# [Work instructions]
Tell how many lines in these records contain the string "WARRANTIES", with only the number as the reply.

**** Given records ****

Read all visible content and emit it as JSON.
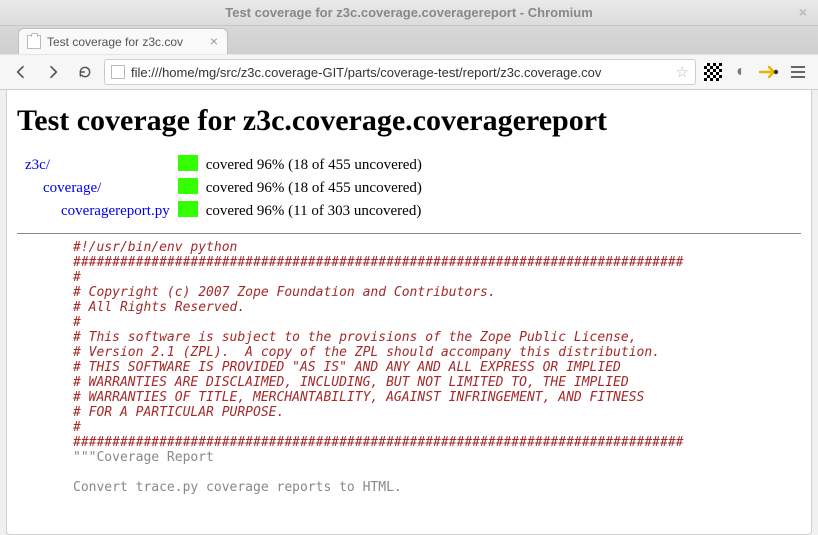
{
  "window": {
    "title": "Test coverage for z3c.coverage.coveragereport - Chromium"
  },
  "tab": {
    "title": "Test coverage for z3c.cov"
  },
  "url": "file:///home/mg/src/z3c.coverage-GIT/parts/coverage-test/report/z3c.coverage.cov",
  "page": {
    "heading": "Test coverage for z3c.coverage.coveragereport",
    "rows": [
      {
        "indent": 0,
        "name": "z3c/",
        "stats": "covered 96% (18 of 455 uncovered)"
      },
      {
        "indent": 1,
        "name": "coverage/",
        "stats": "covered 96% (18 of 455 uncovered)"
      },
      {
        "indent": 2,
        "name": "coveragereport.py",
        "stats": "covered 96% (11 of 303 uncovered)"
      }
    ]
  },
  "src": {
    "l01": "#!/usr/bin/env python",
    "l02": "##############################################################################",
    "l03": "#",
    "l04": "# Copyright (c) 2007 Zope Foundation and Contributors.",
    "l05": "# All Rights Reserved.",
    "l06": "#",
    "l07": "# This software is subject to the provisions of the Zope Public License,",
    "l08": "# Version 2.1 (ZPL).  A copy of the ZPL should accompany this distribution.",
    "l09": "# THIS SOFTWARE IS PROVIDED \"AS IS\" AND ANY AND ALL EXPRESS OR IMPLIED",
    "l10": "# WARRANTIES ARE DISCLAIMED, INCLUDING, BUT NOT LIMITED TO, THE IMPLIED",
    "l11": "# WARRANTIES OF TITLE, MERCHANTABILITY, AGAINST INFRINGEMENT, AND FITNESS",
    "l12": "# FOR A PARTICULAR PURPOSE.",
    "l13": "#",
    "l14": "##############################################################################",
    "l15": "\"\"\"Coverage Report",
    "l16": "",
    "l17": "Convert trace.py coverage reports to HTML."
  }
}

****

# [Written response]
2